▶ **WHAT YOU NEED TO DO**
Every record must be transcribed in its entirety, apart from the images, which are to be omitted.

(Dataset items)
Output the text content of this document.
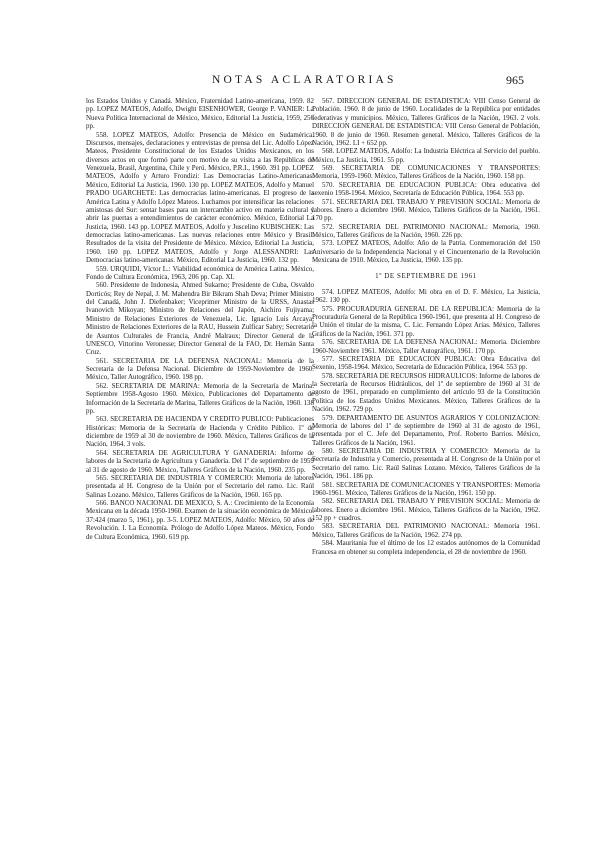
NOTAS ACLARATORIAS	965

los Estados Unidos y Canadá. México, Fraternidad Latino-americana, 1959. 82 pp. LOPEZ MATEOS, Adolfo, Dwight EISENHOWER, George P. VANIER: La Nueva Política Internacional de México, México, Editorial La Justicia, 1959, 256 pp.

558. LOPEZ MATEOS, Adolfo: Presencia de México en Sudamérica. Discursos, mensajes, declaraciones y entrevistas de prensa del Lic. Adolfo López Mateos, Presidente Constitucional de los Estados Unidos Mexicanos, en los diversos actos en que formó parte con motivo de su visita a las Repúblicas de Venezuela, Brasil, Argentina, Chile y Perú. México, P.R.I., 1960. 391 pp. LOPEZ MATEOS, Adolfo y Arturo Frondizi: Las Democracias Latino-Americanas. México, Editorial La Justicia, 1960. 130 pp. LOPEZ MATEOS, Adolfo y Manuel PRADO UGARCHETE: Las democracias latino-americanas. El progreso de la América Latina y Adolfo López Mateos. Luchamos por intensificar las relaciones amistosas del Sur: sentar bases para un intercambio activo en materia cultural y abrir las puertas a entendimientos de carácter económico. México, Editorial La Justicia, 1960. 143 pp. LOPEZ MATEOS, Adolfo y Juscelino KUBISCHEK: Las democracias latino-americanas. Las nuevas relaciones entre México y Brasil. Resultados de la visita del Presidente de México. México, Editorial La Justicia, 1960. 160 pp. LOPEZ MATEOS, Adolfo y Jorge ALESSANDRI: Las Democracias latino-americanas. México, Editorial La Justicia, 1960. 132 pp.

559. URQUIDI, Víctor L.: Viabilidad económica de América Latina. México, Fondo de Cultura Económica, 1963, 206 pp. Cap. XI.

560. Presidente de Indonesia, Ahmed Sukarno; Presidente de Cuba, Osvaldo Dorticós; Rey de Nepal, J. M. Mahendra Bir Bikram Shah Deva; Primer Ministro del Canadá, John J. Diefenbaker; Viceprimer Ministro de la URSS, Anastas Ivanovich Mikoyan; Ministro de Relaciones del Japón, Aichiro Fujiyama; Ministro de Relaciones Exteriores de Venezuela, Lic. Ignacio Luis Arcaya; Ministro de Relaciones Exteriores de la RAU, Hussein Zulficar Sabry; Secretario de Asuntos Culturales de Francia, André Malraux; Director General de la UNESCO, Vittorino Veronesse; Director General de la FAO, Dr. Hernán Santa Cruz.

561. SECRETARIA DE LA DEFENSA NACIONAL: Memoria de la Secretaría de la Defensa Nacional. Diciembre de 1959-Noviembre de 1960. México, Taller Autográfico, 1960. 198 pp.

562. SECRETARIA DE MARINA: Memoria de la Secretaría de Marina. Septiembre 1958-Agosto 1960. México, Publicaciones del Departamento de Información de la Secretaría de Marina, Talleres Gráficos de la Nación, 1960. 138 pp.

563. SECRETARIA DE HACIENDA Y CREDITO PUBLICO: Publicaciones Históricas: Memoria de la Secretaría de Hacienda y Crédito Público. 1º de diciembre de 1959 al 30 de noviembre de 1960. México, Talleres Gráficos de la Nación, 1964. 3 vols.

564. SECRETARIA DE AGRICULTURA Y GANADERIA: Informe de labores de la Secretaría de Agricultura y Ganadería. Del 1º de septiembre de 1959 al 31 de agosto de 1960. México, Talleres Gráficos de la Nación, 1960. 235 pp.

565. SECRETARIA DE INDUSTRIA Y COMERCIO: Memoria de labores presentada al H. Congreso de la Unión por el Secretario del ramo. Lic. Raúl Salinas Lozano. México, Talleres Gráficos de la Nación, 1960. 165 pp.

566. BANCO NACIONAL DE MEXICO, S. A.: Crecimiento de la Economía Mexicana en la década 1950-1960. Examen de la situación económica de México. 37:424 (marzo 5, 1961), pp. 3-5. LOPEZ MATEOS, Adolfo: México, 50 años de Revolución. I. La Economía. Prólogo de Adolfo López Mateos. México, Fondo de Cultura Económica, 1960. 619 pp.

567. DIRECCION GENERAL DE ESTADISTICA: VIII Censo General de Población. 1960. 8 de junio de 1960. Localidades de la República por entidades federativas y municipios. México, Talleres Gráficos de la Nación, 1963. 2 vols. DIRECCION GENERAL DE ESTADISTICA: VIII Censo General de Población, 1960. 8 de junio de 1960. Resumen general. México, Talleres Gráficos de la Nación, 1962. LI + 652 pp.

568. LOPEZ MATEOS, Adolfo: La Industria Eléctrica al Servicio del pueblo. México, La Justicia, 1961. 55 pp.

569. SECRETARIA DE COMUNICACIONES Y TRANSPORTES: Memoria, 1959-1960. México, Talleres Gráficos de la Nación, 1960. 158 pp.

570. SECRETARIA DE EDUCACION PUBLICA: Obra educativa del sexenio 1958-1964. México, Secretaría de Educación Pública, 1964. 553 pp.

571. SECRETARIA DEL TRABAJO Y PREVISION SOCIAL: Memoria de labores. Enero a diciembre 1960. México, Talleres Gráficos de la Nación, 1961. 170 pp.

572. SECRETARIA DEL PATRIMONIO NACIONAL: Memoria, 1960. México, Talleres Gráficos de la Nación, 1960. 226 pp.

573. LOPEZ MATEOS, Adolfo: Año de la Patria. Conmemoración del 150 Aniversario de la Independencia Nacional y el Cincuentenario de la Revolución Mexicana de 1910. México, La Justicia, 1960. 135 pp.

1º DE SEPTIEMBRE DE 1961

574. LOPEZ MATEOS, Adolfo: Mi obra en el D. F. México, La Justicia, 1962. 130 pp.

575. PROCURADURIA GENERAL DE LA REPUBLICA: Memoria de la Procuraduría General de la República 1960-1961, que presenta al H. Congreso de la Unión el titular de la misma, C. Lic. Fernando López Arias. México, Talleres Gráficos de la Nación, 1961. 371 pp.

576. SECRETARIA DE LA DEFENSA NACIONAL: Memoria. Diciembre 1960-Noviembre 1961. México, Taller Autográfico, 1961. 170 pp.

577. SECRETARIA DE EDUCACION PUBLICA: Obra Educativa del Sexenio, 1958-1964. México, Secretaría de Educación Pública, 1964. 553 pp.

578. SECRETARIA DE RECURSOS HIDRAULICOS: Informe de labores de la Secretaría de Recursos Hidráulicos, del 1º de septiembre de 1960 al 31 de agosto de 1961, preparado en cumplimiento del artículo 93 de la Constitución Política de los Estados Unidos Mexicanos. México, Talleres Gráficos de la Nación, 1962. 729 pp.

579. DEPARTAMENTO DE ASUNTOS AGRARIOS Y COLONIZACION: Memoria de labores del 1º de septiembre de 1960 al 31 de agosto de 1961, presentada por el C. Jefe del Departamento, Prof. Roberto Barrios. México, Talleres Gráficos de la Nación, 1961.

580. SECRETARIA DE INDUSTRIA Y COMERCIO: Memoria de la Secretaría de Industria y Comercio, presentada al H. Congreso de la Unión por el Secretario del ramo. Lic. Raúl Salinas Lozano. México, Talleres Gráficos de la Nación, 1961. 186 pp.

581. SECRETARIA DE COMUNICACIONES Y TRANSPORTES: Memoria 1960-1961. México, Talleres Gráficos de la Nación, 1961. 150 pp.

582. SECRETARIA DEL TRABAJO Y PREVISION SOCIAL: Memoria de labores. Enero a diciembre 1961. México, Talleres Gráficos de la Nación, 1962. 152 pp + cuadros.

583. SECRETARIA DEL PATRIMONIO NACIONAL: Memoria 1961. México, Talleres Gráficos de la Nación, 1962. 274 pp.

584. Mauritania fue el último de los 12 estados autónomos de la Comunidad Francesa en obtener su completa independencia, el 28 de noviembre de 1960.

▶ **WRITTEN RESPONSE**
Output the text content of this document.
NOTAS ACLARATORIAS	965

los Estados Unidos y Canadá. México, Fraternidad Latino-americana, 1959. 82 pp. LOPEZ MATEOS, Adolfo, Dwight EISENHOWER, George P. VANIER: La Nueva Política Internacional de México, México, Editorial La Justicia, 1959, 256 pp.

558. LOPEZ MATEOS, Adolfo: Presencia de México en Sudamérica. Discursos, mensajes, declaraciones y entrevistas de prensa del Lic. Adolfo López Mateos, Presidente Constitucional de los Estados Unidos Mexicanos, en los diversos actos en que formó parte con motivo de su visita a las Repúblicas de Venezuela, Brasil, Argentina, Chile y Perú. México, P.R.I., 1960. 391 pp. LOPEZ MATEOS, Adolfo y Arturo Frondizi: Las Democracias Latino-Americanas. México, Editorial La Justicia, 1960. 130 pp. LOPEZ MATEOS, Adolfo y Manuel PRADO UGARCHETE: Las democracias latino-americanas. El progreso de la América Latina y Adolfo López Mateos. Luchamos por intensificar las relaciones amistosas del Sur: sentar bases para un intercambio activo en materia cultural y abrir las puertas a entendimientos de carácter económico. México, Editorial La Justicia, 1960. 143 pp. LOPEZ MATEOS, Adolfo y Juscelino KUBISCHEK: Las democracias latino-americanas. Las nuevas relaciones entre México y Brasil. Resultados de la visita del Presidente de México. México, Editorial La Justicia, 1960. 160 pp. LOPEZ MATEOS, Adolfo y Jorge ALESSANDRI: Las Democracias latino-americanas. México, Editorial La Justicia, 1960. 132 pp.

559. URQUIDI, Víctor L.: Viabilidad económica de América Latina. México, Fondo de Cultura Económica, 1963, 206 pp. Cap. XI.

560. Presidente de Indonesia, Ahmed Sukarno; Presidente de Cuba, Osvaldo Dorticós; Rey de Nepal, J. M. Mahendra Bir Bikram Shah Deva; Primer Ministro del Canadá, John J. Diefenbaker; Viceprimer Ministro de la URSS, Anastas Ivanovich Mikoyan; Ministro de Relaciones del Japón, Aichiro Fujiyama; Ministro de Relaciones Exteriores de Venezuela, Lic. Ignacio Luis Arcaya; Ministro de Relaciones Exteriores de la RAU, Hussein Zulficar Sabry; Secretario de Asuntos Culturales de Francia, André Malraux; Director General de la UNESCO, Vittorino Veronesse; Director General de la FAO, Dr. Hernán Santa Cruz.

561. SECRETARIA DE LA DEFENSA NACIONAL: Memoria de la Secretaría de la Defensa Nacional. Diciembre de 1959-Noviembre de 1960. México, Taller Autográfico, 1960. 198 pp.

562. SECRETARIA DE MARINA: Memoria de la Secretaría de Marina. Septiembre 1958-Agosto 1960. México, Publicaciones del Departamento de Información de la Secretaría de Marina, Talleres Gráficos de la Nación, 1960. 138 pp.

563. SECRETARIA DE HACIENDA Y CREDITO PUBLICO: Publicaciones Históricas: Memoria de la Secretaría de Hacienda y Crédito Público. 1º de diciembre de 1959 al 30 de noviembre de 1960. México, Talleres Gráficos de la Nación, 1964. 3 vols.

564. SECRETARIA DE AGRICULTURA Y GANADERIA: Informe de labores de la Secretaría de Agricultura y Ganadería. Del 1º de septiembre de 1959 al 31 de agosto de 1960. México, Talleres Gráficos de la Nación, 1960. 235 pp.

565. SECRETARIA DE INDUSTRIA Y COMERCIO: Memoria de labores presentada al H. Congreso de la Unión por el Secretario del ramo. Lic. Raúl Salinas Lozano. México, Talleres Gráficos de la Nación, 1960. 165 pp.

566. BANCO NACIONAL DE MEXICO, S. A.: Crecimiento de la Economía Mexicana en la década 1950-1960. Examen de la situación económica de México. 37:424 (marzo 5, 1961), pp. 3-5. LOPEZ MATEOS, Adolfo: México, 50 años de Revolución. I. La Economía. Prólogo de Adolfo López Mateos. México, Fondo de Cultura Económica, 1960. 619 pp.

567. DIRECCION GENERAL DE ESTADISTICA: VIII Censo General de Población. 1960. 8 de junio de 1960. Localidades de la República por entidades federativas y municipios. México, Talleres Gráficos de la Nación, 1963. 2 vols. DIRECCION GENERAL DE ESTADISTICA: VIII Censo General de Población, 1960. 8 de junio de 1960. Resumen general. México, Talleres Gráficos de la Nación, 1962. LI + 652 pp.

568. LOPEZ MATEOS, Adolfo: La Industria Eléctrica al Servicio del pueblo. México, La Justicia, 1961. 55 pp.

569. SECRETARIA DE COMUNICACIONES Y TRANSPORTES: Memoria, 1959-1960. México, Talleres Gráficos de la Nación, 1960. 158 pp.

570. SECRETARIA DE EDUCACION PUBLICA: Obra educativa del sexenio 1958-1964. México, Secretaría de Educación Pública, 1964. 553 pp.

571. SECRETARIA DEL TRABAJO Y PREVISION SOCIAL: Memoria de labores. Enero a diciembre 1960. México, Talleres Gráficos de la Nación, 1961. 170 pp.

572. SECRETARIA DEL PATRIMONIO NACIONAL: Memoria, 1960. México, Talleres Gráficos de la Nación, 1960. 226 pp.

573. LOPEZ MATEOS, Adolfo: Año de la Patria. Conmemoración del 150 Aniversario de la Independencia Nacional y el Cincuentenario de la Revolución Mexicana de 1910. México, La Justicia, 1960. 135 pp.

1º DE SEPTIEMBRE DE 1961

574. LOPEZ MATEOS, Adolfo: Mi obra en el D. F. México, La Justicia, 1962. 130 pp.

575. PROCURADURIA GENERAL DE LA REPUBLICA: Memoria de la Procuraduría General de la República 1960-1961, que presenta al H. Congreso de la Unión el titular de la misma, C. Lic. Fernando López Arias. México, Talleres Gráficos de la Nación, 1961. 371 pp.

576. SECRETARIA DE LA DEFENSA NACIONAL: Memoria. Diciembre 1960-Noviembre 1961. México, Taller Autográfico, 1961. 170 pp.

577. SECRETARIA DE EDUCACION PUBLICA: Obra Educativa del Sexenio, 1958-1964. México, Secretaría de Educación Pública, 1964. 553 pp.

578. SECRETARIA DE RECURSOS HIDRAULICOS: Informe de labores de la Secretaría de Recursos Hidráulicos, del 1º de septiembre de 1960 al 31 de agosto de 1961, preparado en cumplimiento del artículo 93 de la Constitución Política de los Estados Unidos Mexicanos. México, Talleres Gráficos de la Nación, 1962. 729 pp.

579. DEPARTAMENTO DE ASUNTOS AGRARIOS Y COLONIZACION: Memoria de labores del 1º de septiembre de 1960 al 31 de agosto de 1961, presentada por el C. Jefe del Departamento, Prof. Roberto Barrios. México, Talleres Gráficos de la Nación, 1961.

580. SECRETARIA DE INDUSTRIA Y COMERCIO: Memoria de la Secretaría de Industria y Comercio, presentada al H. Congreso de la Unión por el Secretario del ramo. Lic. Raúl Salinas Lozano. México, Talleres Gráficos de la Nación, 1961. 186 pp.

581. SECRETARIA DE COMUNICACIONES Y TRANSPORTES: Memoria 1960-1961. México, Talleres Gráficos de la Nación, 1961. 150 pp.

582. SECRETARIA DEL TRABAJO Y PREVISION SOCIAL: Memoria de labores. Enero a diciembre 1961. México, Talleres Gráficos de la Nación, 1962. 152 pp + cuadros.

583. SECRETARIA DEL PATRIMONIO NACIONAL: Memoria 1961. México, Talleres Gráficos de la Nación, 1962. 274 pp.

584. Mauritania fue el último de los 12 estados autónomos de la Comunidad Francesa en obtener su completa independencia, el 28 de noviembre de 1960.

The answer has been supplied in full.